Provided entries:
══════════

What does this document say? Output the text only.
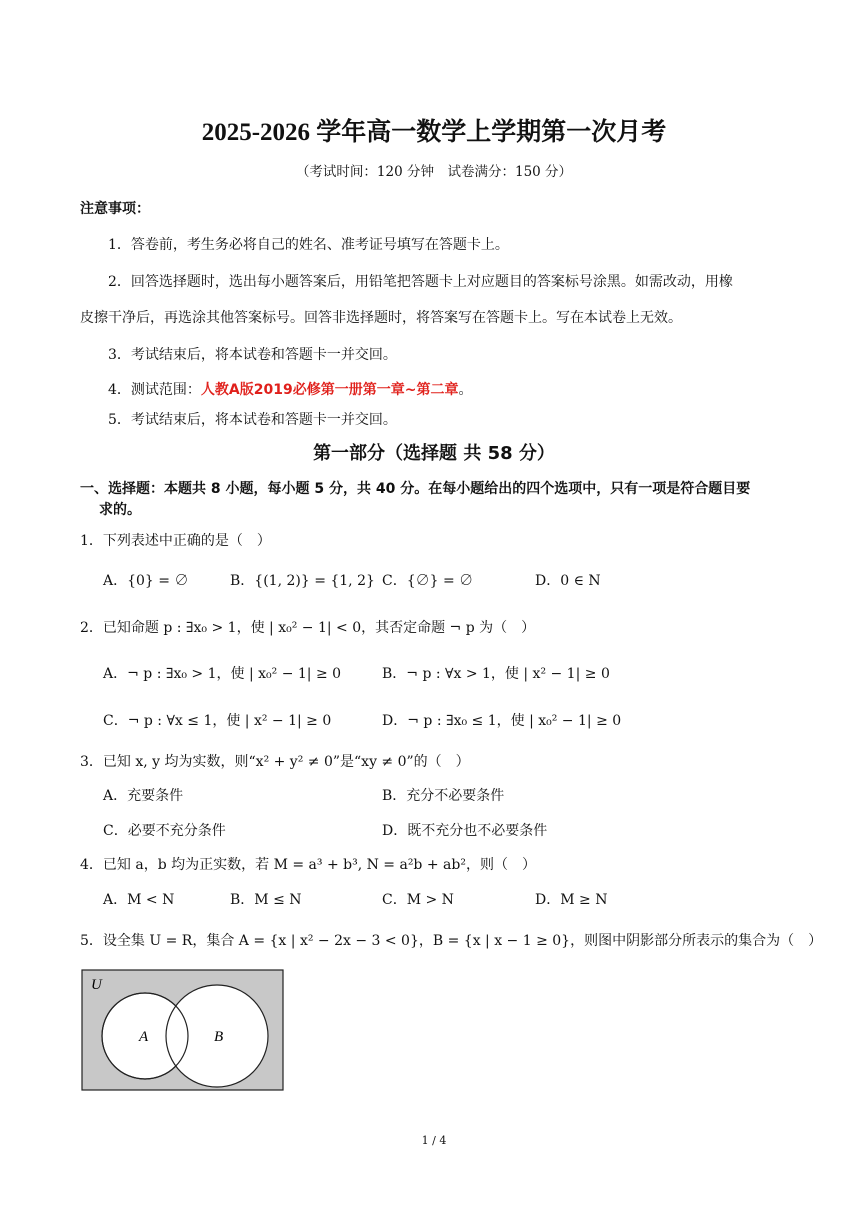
2025-2026 学年高一数学上学期第一次月考
（考试时间：120 分钟　试卷满分：150 分）
注意事项：
1．答卷前，考生务必将自己的姓名、准考证号填写在答题卡上。
2．回答选择题时，选出每小题答案后，用铅笔把答题卡上对应题目的答案标号涂黑。如需改动，用橡
皮擦干净后，再选涂其他答案标号。回答非选择题时，将答案写在答题卡上。写在本试卷上无效。
3．考试结束后，将本试卷和答题卡一并交回。
4．测试范围：人教A版2019必修第一册第一章~第二章。
5．考试结束后，将本试卷和答题卡一并交回。
第一部分（选择题 共 58 分）
一、选择题：本题共 8 小题，每小题 5 分，共 40 分。在每小题给出的四个选项中，只有一项是符合题目要
求的。
1．下列表述中正确的是（　）
A．{0} = ∅	B．{(1, 2)} = {1, 2} C．{∅} = ∅	D．0 ∈ N
2．已知命题 p : ∃x₀ > 1，使 | x₀² − 1| < 0，其否定命题 ¬ p 为（　）
A．¬ p : ∃x₀ > 1，使 | x₀² − 1| ≥ 0	B．¬ p : ∀x > 1，使 | x² − 1| ≥ 0
C．¬ p : ∀x ≤ 1，使 | x² − 1| ≥ 0	D．¬ p : ∃x₀ ≤ 1，使 | x₀² − 1| ≥ 0
3．已知 x, y 均为实数，则“x² + y² ≠ 0”是“xy ≠ 0”的（　）
A．充要条件	B．充分不必要条件
C．必要不充分条件	D．既不充分也不必要条件
4．已知 a，b 均为正实数，若 M = a³ + b³, N = a²b + ab²，则（　）
A．M < N	B．M ≤ N	C．M > N	D．M ≥ N
5．设全集 U = R，集合 A = {x | x² − 2x − 3 < 0}，B = {x | x − 1 ≥ 0}，则图中阴影部分所表示的集合为（　）
U
A	B
1 / 4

══════════

Problem statement: Copy out the entries verbatim and leave the images out.

Answer to this task:
What does this document say? Output the text only.
2025-2026 学年高一数学上学期第一次月考
（考试时间：120 分钟　试卷满分：150 分）
注意事项：
1．答卷前，考生务必将自己的姓名、准考证号填写在答题卡上。
2．回答选择题时，选出每小题答案后，用铅笔把答题卡上对应题目的答案标号涂黑。如需改动，用橡
皮擦干净后，再选涂其他答案标号。回答非选择题时，将答案写在答题卡上。写在本试卷上无效。
3．考试结束后，将本试卷和答题卡一并交回。
4．测试范围：人教A版2019必修第一册第一章~第二章。
5．考试结束后，将本试卷和答题卡一并交回。
第一部分（选择题 共 58 分）
一、选择题：本题共 8 小题，每小题 5 分，共 40 分。在每小题给出的四个选项中，只有一项是符合题目要
求的。
1．下列表述中正确的是（　）
A．{0} = ∅	B．{(1, 2)} = {1, 2} C．{∅} = ∅	D．0 ∈ N
2．已知命题 p : ∃x₀ > 1，使 | x₀² − 1| < 0，其否定命题 ¬ p 为（　）
A．¬ p : ∃x₀ > 1，使 | x₀² − 1| ≥ 0	B．¬ p : ∀x > 1，使 | x² − 1| ≥ 0
C．¬ p : ∀x ≤ 1，使 | x² − 1| ≥ 0	D．¬ p : ∃x₀ ≤ 1，使 | x₀² − 1| ≥ 0
3．已知 x, y 均为实数，则“x² + y² ≠ 0”是“xy ≠ 0”的（　）
A．充要条件	B．充分不必要条件
C．必要不充分条件	D．既不充分也不必要条件
4．已知 a，b 均为正实数，若 M = a³ + b³, N = a²b + ab²，则（　）
A．M < N	B．M ≤ N	C．M > N	D．M ≥ N
5．设全集 U = R，集合 A = {x | x² − 2x − 3 < 0}，B = {x | x − 1 ≥ 0}，则图中阴影部分所表示的集合为（　）
U
A	B
1 / 4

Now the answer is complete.